WHAT YOU SHOULD DO: Set down the following records word for word, starting with the line that contains "iconify-icon[interactable] — [363, 7, 378, 23]" and going on through the line that contains "tab-desktop-label: Desktop — [26, 38, 80, 53]".

▬▬▬▬▬▬▬▬▬▬

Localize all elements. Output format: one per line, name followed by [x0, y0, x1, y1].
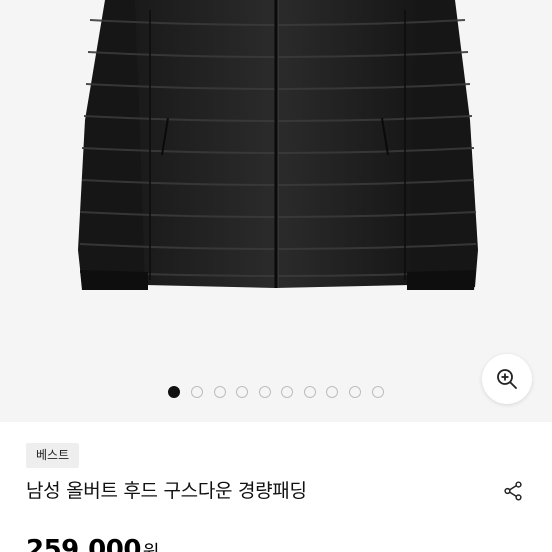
- product-image-jacket: [78, 0, 478, 290]
- product-title: 남성 올버트 후드 구스다운 경량패딩: [26, 480, 307, 502]
- product-price: 259,000원: [26, 534, 159, 552]
- slide-dot-1[interactable]: [168, 386, 181, 398]
- slide-dot-9[interactable]: [349, 386, 362, 398]
- slide-dot-7[interactable]: [303, 386, 316, 398]
- price-currency: 원: [143, 542, 160, 552]
- slide-dot-2[interactable]: [190, 386, 203, 398]
- slide-dot-4[interactable]: [236, 386, 249, 398]
- slide-dot-3[interactable]: [213, 386, 226, 398]
- slide-dot-8[interactable]: [326, 386, 339, 398]
- product-image-gallery[interactable]: [0, 0, 552, 422]
- share-icon: [504, 481, 522, 501]
- price-value: 259,000: [26, 535, 141, 552]
- slide-indicator: [0, 386, 552, 398]
- product-info: 베스트 남성 올버트 후드 구스다운 경량패딩 259,000원: [0, 422, 552, 552]
- slide-dot-10[interactable]: [371, 386, 384, 398]
- share-button[interactable]: [502, 480, 526, 504]
- slide-dot-5[interactable]: [258, 386, 271, 398]
- slide-dot-6[interactable]: [281, 386, 294, 398]
- best-badge: 베스트: [26, 443, 80, 468]
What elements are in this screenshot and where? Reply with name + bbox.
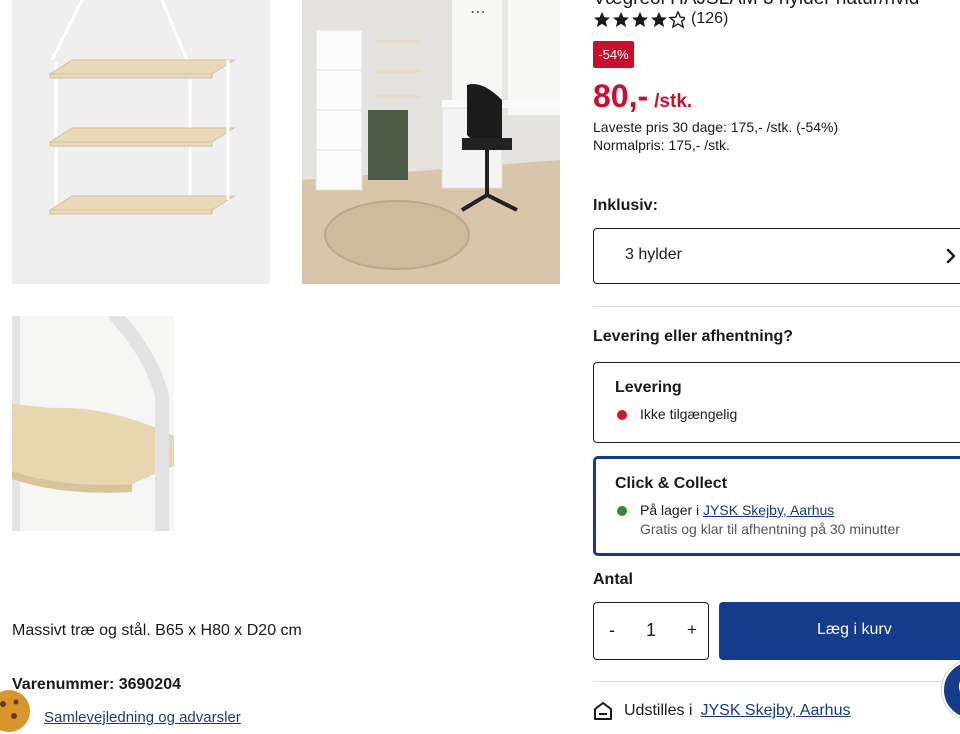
sku-number: Varenummer: 3690204 xyxy=(12,676,181,693)
product-image-shelf[interactable] xyxy=(12,0,270,284)
chat-button[interactable] xyxy=(942,660,960,720)
star-rating-icon xyxy=(594,11,685,28)
divider xyxy=(593,681,960,682)
store-icon xyxy=(594,702,612,720)
more-options-icon[interactable]: ⋯ xyxy=(470,2,487,22)
quantity-input[interactable]: 1 xyxy=(644,620,658,641)
collect-note: Gratis og klar til afhentning på 30 minu… xyxy=(640,521,900,537)
add-to-cart-label: Læg i kurv xyxy=(817,621,892,638)
quantity-stepper: - 1 + xyxy=(593,602,709,660)
quantity-increase-button[interactable]: + xyxy=(685,620,699,640)
rating-count[interactable]: (126) xyxy=(691,10,728,28)
quantity-label: Antal xyxy=(593,571,633,588)
discount-badge: -54% xyxy=(593,41,634,68)
assembly-guide-link[interactable]: Samlevejledning og advarsler xyxy=(44,709,241,726)
add-to-cart-button[interactable]: Læg i kurv xyxy=(719,602,960,660)
price-amount: 80,- xyxy=(593,78,649,114)
inclusive-label: Inklusiv: xyxy=(593,197,658,214)
delivery-option-card[interactable]: Levering Ikke tilgængelig xyxy=(593,362,960,443)
price: 80,-/stk. xyxy=(593,78,692,115)
collect-store-link[interactable]: JYSK Skejby, Aarhus xyxy=(703,502,834,518)
delivery-status: Ikke tilgængelig xyxy=(640,406,738,422)
click-collect-option-card[interactable]: Click & Collect På lager i JYSK Skejby, … xyxy=(593,456,960,556)
delivery-title: Levering xyxy=(615,379,682,396)
price-unit: /stk. xyxy=(654,91,693,112)
lowest-price-info: Laveste pris 30 dage: 175,- /stk. (-54%) xyxy=(593,119,839,135)
rating-stars[interactable] xyxy=(593,10,685,30)
product-title: Vægreol HAJSLAM 3 hylder natur/hvid xyxy=(593,0,919,10)
divider xyxy=(593,306,960,307)
quantity-decrease-button[interactable]: - xyxy=(606,620,618,641)
normal-price-info: Normalpris: 175,- /stk. xyxy=(593,137,730,153)
variant-value: 3 hylder xyxy=(625,246,682,263)
in-stock-status-dot xyxy=(617,506,627,516)
stock-status: På lager i JYSK Skejby, Aarhus xyxy=(640,502,834,518)
stock-prefix: På lager i xyxy=(640,502,700,518)
product-image-detail[interactable] xyxy=(12,316,174,531)
click-collect-title: Click & Collect xyxy=(615,475,728,492)
product-image-room[interactable] xyxy=(302,0,560,284)
fulfillment-heading: Levering eller afhentning? xyxy=(593,328,794,345)
cookie-icon[interactable] xyxy=(0,688,32,734)
variant-selector[interactable]: 3 hylder xyxy=(593,228,960,284)
display-store-link[interactable]: JYSK Skejby, Aarhus xyxy=(700,702,850,720)
material-description: Massivt træ og stål. B65 x H80 x D20 cm xyxy=(12,622,302,639)
chevron-right-icon xyxy=(946,248,956,264)
display-availability: Udstilles i JYSK Skejby, Aarhus xyxy=(593,701,850,721)
display-prefix: Udstilles i xyxy=(624,702,693,719)
unavailable-status-dot xyxy=(617,410,627,420)
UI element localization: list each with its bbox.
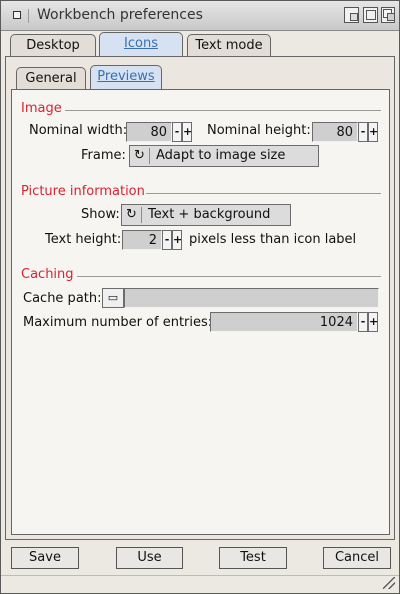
iconify-icon[interactable] — [363, 7, 378, 23]
show-cycle[interactable]: ↻ Text + background — [121, 204, 291, 226]
tab-desktop[interactable]: Desktop — [10, 34, 96, 58]
nominal-height-label: Nominal height: — [207, 123, 311, 138]
caching-group-divider — [77, 276, 381, 277]
nominal-height-increment[interactable]: + — [368, 122, 378, 142]
subtab-general[interactable]: General — [16, 67, 86, 90]
nominal-height-decrement[interactable]: - — [358, 122, 368, 142]
image-group-title: Image — [21, 101, 62, 116]
tab-desktop-label: Desktop — [26, 38, 80, 53]
picture-group-title: Picture information — [21, 184, 145, 199]
nominal-width-increment[interactable]: + — [182, 122, 192, 142]
max-entries-increment[interactable]: + — [368, 312, 378, 332]
subtab-general-label: General — [25, 71, 77, 86]
picture-group-divider — [146, 193, 381, 194]
frame-value: Adapt to image size — [156, 148, 286, 163]
resize-icon[interactable] — [383, 577, 395, 589]
text-height-increment[interactable]: + — [172, 230, 182, 250]
cache-path-field[interactable] — [124, 288, 379, 308]
close-icon[interactable] — [7, 9, 29, 23]
frame-cycle[interactable]: ↻ Adapt to image size — [129, 145, 319, 167]
status-divider — [1, 575, 399, 576]
cycle-icon: ↻ — [126, 207, 142, 223]
subtab-previews-label: Previews — [97, 69, 155, 84]
text-height-decrement[interactable]: - — [162, 230, 172, 250]
nominal-width-label: Nominal width: — [29, 123, 128, 138]
max-entries-label: Maximum number of entries: — [23, 315, 213, 330]
show-label: Show: — [81, 207, 120, 222]
tab-icons[interactable]: Icons — [99, 32, 183, 58]
test-button[interactable]: Test — [219, 547, 287, 569]
frame-label: Frame: — [81, 148, 126, 163]
cancel-button[interactable]: Cancel — [323, 547, 391, 569]
max-entries-field[interactable]: 1024 — [210, 312, 358, 332]
nominal-width-decrement[interactable]: - — [172, 122, 182, 142]
show-value: Text + background — [148, 207, 271, 222]
nominal-width-field[interactable]: 80 — [126, 122, 172, 142]
cache-path-label: Cache path: — [23, 291, 102, 306]
nominal-height-field[interactable]: 80 — [312, 122, 358, 142]
tab-icons-label: Icons — [124, 36, 158, 51]
save-button[interactable]: Save — [11, 547, 79, 569]
use-button[interactable]: Use — [116, 547, 183, 569]
image-group-divider — [65, 110, 381, 111]
max-entries-decrement[interactable]: - — [358, 312, 368, 332]
caching-group-title: Caching — [21, 267, 74, 282]
subtab-previews[interactable]: Previews — [90, 65, 162, 90]
depth-icon[interactable] — [381, 7, 395, 23]
text-height-suffix: pixels less than icon label — [189, 232, 357, 247]
cycle-icon: ↻ — [134, 148, 150, 164]
text-height-label: Text height: — [45, 232, 122, 247]
file-icon[interactable]: ▭ — [102, 288, 124, 308]
preferences-window: Workbench preferences Desktop Icons Text… — [0, 0, 400, 594]
tab-text-mode[interactable]: Text mode — [187, 34, 271, 58]
zoom-icon[interactable] — [344, 7, 359, 23]
text-height-field[interactable]: 2 — [122, 230, 162, 250]
window-title: Workbench preferences — [37, 7, 203, 23]
title-bar[interactable]: Workbench preferences — [1, 1, 399, 31]
tab-text-mode-label: Text mode — [195, 38, 263, 53]
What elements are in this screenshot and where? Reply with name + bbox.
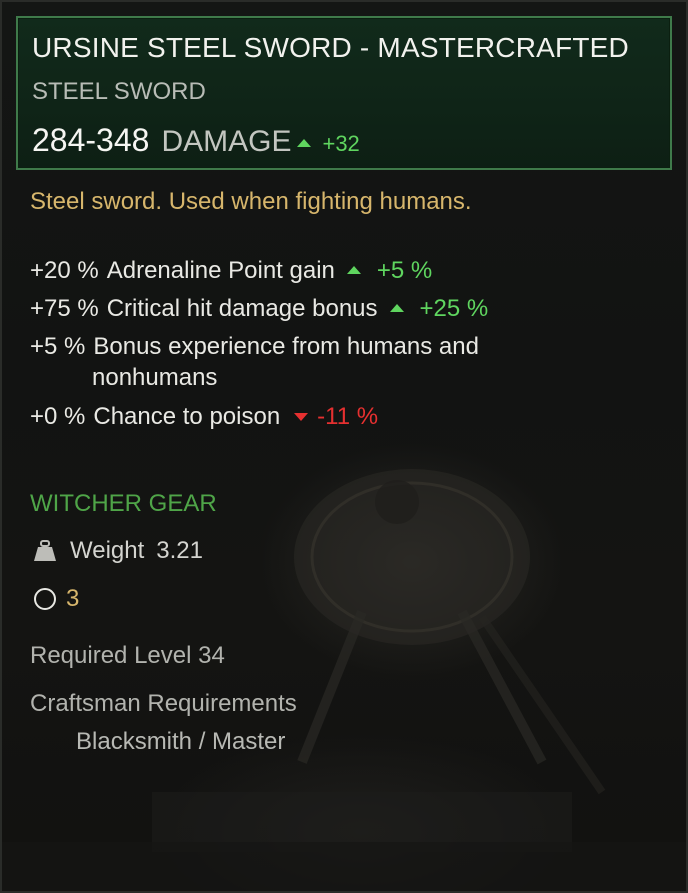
item-category: WITCHER GEAR <box>30 490 217 517</box>
damage-value: 284-348 <box>32 122 150 158</box>
attribute-bonus-experience: +5 % Bonus experience from humans and non… <box>30 332 670 394</box>
item-header: URSINE STEEL SWORD - MASTERCRAFTED STEEL… <box>16 16 672 170</box>
attribute-delta: -11 % <box>317 403 379 430</box>
attribute-delta: +5 % <box>376 257 433 284</box>
attribute-critical-damage: +75 % Critical hit damage bonus +25 % <box>30 294 670 324</box>
attribute-adrenaline: +20 % Adrenaline Point gain +5 % <box>30 256 670 286</box>
down-arrow-icon <box>294 413 309 421</box>
required-level: Required Level 34 <box>30 642 225 669</box>
attribute-list: +20 % Adrenaline Point gain +5 % +75 % Crit… <box>30 256 670 440</box>
up-arrow-icon <box>297 139 312 147</box>
enhancement-slot-count: 3 <box>66 585 80 612</box>
item-tooltip: URSINE STEEL SWORD - MASTERCRAFTED STEEL… <box>0 0 688 893</box>
attribute-value: +75 % <box>30 295 99 322</box>
attribute-poison-chance: +0 % Chance to poison -11 % <box>30 402 670 432</box>
damage-row: 284-348 DAMAGE +32 <box>32 122 360 158</box>
attribute-value: +20 % <box>30 257 99 284</box>
craftsman-requirements-label: Craftsman Requirements <box>30 690 297 717</box>
up-arrow-icon <box>346 266 361 274</box>
weight-label: Weight <box>70 537 145 564</box>
enhancement-slot-icon <box>34 588 56 610</box>
damage-label: DAMAGE <box>161 125 292 158</box>
attribute-value: +0 % <box>30 403 86 430</box>
enhancement-slot-row: 3 <box>34 582 79 616</box>
item-description: Steel sword. Used when fighting humans. <box>30 188 472 215</box>
craftsman-requirements-value: Blacksmith / Master <box>76 728 286 755</box>
item-type: STEEL SWORD <box>32 78 206 105</box>
attribute-label: Chance to poison <box>93 403 281 430</box>
attribute-label: Adrenaline Point gain <box>106 257 335 284</box>
up-arrow-icon <box>389 304 404 312</box>
weight-icon <box>34 540 56 561</box>
attribute-delta: +25 % <box>419 295 489 322</box>
attribute-label: Critical hit damage bonus <box>106 295 378 322</box>
weight-row: Weight 3.21 <box>32 534 203 568</box>
attribute-label-continued: nonhumans <box>92 364 218 391</box>
damage-delta: +32 <box>322 131 360 156</box>
weight-value: 3.21 <box>156 537 203 564</box>
item-name: URSINE STEEL SWORD - MASTERCRAFTED <box>32 32 629 63</box>
attribute-value: +5 % <box>30 333 86 360</box>
attribute-label: Bonus experience from humans and <box>93 333 479 360</box>
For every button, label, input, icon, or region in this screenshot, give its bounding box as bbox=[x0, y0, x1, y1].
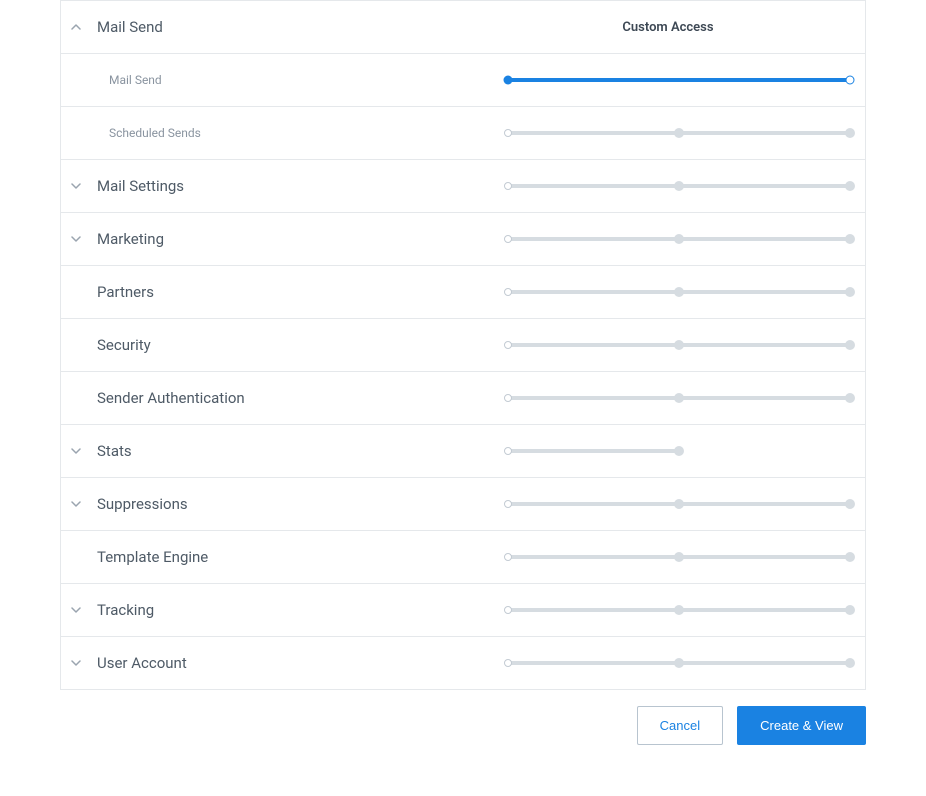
chevron-down-icon[interactable] bbox=[69, 497, 83, 511]
permission-row: Template Engine bbox=[61, 530, 865, 583]
create-view-button[interactable]: Create & View bbox=[737, 706, 866, 745]
permissions-panel: Mail Send Custom Access Mail Send Schedul… bbox=[60, 0, 866, 690]
row-label: Mail Send bbox=[97, 73, 162, 87]
group-row[interactable]: Mail Settings bbox=[61, 159, 865, 212]
access-slider[interactable] bbox=[505, 547, 853, 567]
row-label: Partners bbox=[97, 283, 154, 301]
chevron-down-icon[interactable] bbox=[69, 603, 83, 617]
chevron-down-icon[interactable] bbox=[69, 444, 83, 458]
row-label: Scheduled Sends bbox=[97, 126, 201, 140]
group-mail-send[interactable]: Mail Send Custom Access bbox=[61, 0, 865, 53]
group-row[interactable]: User Account bbox=[61, 636, 865, 689]
permission-row: Partners bbox=[61, 265, 865, 318]
group-row[interactable]: Tracking bbox=[61, 583, 865, 636]
permission-row: Scheduled Sends bbox=[61, 106, 865, 159]
row-label: Security bbox=[97, 336, 151, 354]
group-row[interactable]: Marketing bbox=[61, 212, 865, 265]
chevron-up-icon[interactable] bbox=[69, 20, 83, 34]
row-label: Tracking bbox=[97, 601, 154, 619]
permission-row: Sender Authentication bbox=[61, 371, 865, 424]
group-label: Mail Send bbox=[97, 18, 163, 36]
access-slider[interactable] bbox=[505, 494, 853, 514]
access-slider[interactable] bbox=[505, 176, 853, 196]
access-slider[interactable] bbox=[505, 335, 853, 355]
chevron-down-icon[interactable] bbox=[69, 656, 83, 670]
group-row[interactable]: Suppressions bbox=[61, 477, 865, 530]
access-slider[interactable] bbox=[505, 282, 853, 302]
access-label: Custom Access bbox=[483, 20, 853, 35]
row-label: Suppressions bbox=[97, 495, 188, 513]
row-label: Template Engine bbox=[97, 548, 208, 566]
chevron-down-icon[interactable] bbox=[69, 179, 83, 193]
chevron-down-icon[interactable] bbox=[69, 232, 83, 246]
access-slider[interactable] bbox=[505, 70, 853, 90]
form-actions: Cancel Create & View bbox=[40, 690, 886, 761]
access-slider[interactable] bbox=[505, 123, 853, 143]
row-label: Marketing bbox=[97, 230, 164, 248]
access-slider[interactable] bbox=[505, 229, 853, 249]
group-row[interactable]: Stats bbox=[61, 424, 865, 477]
row-label: Stats bbox=[97, 442, 132, 460]
access-slider[interactable] bbox=[505, 653, 853, 673]
permission-row: Security bbox=[61, 318, 865, 371]
row-label: User Account bbox=[97, 654, 187, 672]
access-slider[interactable] bbox=[505, 441, 853, 461]
row-label: Sender Authentication bbox=[97, 389, 245, 407]
access-slider[interactable] bbox=[505, 388, 853, 408]
cancel-button[interactable]: Cancel bbox=[637, 706, 723, 745]
row-label: Mail Settings bbox=[97, 177, 184, 195]
access-slider[interactable] bbox=[505, 600, 853, 620]
permission-row: Mail Send bbox=[61, 53, 865, 106]
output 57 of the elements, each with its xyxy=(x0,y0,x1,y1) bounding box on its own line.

▬▬▬▬▬▬▬▬▬▬

FINISHED TASK:
iconify-icon[interactable] — [363, 7, 378, 23]
show-cycle[interactable]: ↻ Text + background — [121, 204, 291, 226]
tab-desktop[interactable]: Desktop — [10, 34, 96, 58]
nominal-height-label: Nominal height: — [207, 123, 311, 138]
caching-group-divider — [77, 276, 381, 277]
nominal-height-increment[interactable]: + — [368, 122, 378, 142]
subtab-general[interactable]: General — [16, 67, 86, 90]
nominal-height-decrement[interactable]: - — [358, 122, 368, 142]
image-group-title: Image — [21, 101, 62, 116]
tab-desktop-label: Desktop — [26, 38, 80, 53]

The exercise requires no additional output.